▶

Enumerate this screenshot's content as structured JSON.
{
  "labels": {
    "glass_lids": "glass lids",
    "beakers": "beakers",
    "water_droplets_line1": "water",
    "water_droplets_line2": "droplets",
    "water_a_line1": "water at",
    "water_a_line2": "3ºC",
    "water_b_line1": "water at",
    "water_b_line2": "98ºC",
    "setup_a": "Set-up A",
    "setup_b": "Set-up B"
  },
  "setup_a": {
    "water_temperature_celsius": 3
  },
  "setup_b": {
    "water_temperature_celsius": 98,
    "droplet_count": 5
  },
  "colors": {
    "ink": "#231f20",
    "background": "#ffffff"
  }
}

◀

__Description of the task__: Every record should be given again exactly.

__Answer to this problem__:
Enumerate this screenshot's content as structured JSON.
{
  "labels": {
    "glass_lids": "glass lids",
    "beakers": "beakers",
    "water_droplets_line1": "water",
    "water_droplets_line2": "droplets",
    "water_a_line1": "water at",
    "water_a_line2": "3ºC",
    "water_b_line1": "water at",
    "water_b_line2": "98ºC",
    "setup_a": "Set-up A",
    "setup_b": "Set-up B"
  },
  "setup_a": {
    "water_temperature_celsius": 3
  },
  "setup_b": {
    "water_temperature_celsius": 98,
    "droplet_count": 5
  },
  "colors": {
    "ink": "#231f20",
    "background": "#ffffff"
  }
}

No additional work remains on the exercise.